### [Extracted records]
----------

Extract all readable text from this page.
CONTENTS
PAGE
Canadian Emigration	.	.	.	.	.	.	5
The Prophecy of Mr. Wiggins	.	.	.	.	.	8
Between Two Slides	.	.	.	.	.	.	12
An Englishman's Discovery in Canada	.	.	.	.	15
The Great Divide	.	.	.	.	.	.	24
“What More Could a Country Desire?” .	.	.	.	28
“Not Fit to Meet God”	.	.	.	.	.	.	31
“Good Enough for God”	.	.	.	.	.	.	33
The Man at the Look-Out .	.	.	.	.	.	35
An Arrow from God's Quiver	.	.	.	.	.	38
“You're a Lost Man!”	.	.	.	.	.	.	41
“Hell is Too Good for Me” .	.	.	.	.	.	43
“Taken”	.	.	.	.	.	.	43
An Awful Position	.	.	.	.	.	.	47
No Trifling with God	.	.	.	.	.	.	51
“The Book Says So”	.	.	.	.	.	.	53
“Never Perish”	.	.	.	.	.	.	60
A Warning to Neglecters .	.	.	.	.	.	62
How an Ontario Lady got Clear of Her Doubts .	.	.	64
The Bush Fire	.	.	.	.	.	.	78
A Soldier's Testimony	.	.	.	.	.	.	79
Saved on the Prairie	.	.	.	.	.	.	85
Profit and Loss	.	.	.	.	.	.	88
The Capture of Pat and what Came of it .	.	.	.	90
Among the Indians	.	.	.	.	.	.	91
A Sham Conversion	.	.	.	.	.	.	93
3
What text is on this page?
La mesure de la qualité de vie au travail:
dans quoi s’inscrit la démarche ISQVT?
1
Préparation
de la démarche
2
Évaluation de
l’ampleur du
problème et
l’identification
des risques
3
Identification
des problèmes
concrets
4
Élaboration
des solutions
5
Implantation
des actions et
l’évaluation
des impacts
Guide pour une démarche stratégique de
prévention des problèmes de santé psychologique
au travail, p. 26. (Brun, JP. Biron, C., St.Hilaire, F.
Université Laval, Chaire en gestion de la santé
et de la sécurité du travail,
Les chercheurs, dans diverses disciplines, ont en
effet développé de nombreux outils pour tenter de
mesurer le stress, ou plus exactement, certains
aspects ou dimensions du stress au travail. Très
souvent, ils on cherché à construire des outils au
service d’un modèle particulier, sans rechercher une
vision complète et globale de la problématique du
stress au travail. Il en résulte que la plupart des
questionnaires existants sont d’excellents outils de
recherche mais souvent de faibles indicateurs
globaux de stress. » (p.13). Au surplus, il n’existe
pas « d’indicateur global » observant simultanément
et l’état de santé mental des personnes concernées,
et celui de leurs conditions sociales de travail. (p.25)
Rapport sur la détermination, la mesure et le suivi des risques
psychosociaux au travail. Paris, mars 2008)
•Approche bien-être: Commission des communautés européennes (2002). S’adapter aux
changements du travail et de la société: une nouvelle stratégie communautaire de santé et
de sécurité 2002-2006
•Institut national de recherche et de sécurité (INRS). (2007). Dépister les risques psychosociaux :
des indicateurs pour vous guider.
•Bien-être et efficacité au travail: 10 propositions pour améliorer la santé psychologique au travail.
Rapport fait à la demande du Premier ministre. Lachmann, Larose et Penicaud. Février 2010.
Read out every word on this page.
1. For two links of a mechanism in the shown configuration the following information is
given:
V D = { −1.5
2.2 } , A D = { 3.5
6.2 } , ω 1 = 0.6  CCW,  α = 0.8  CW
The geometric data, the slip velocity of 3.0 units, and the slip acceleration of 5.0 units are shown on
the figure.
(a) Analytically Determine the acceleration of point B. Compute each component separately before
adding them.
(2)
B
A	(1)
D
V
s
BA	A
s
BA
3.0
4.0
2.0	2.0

----------

### [Work to be completed]
Take each line containing the string "dans" and copy it out.

### [Completed exercise]
dans quoi s’inscrit la démarche ISQVT?
Les chercheurs, dans diverses disciplines, ont en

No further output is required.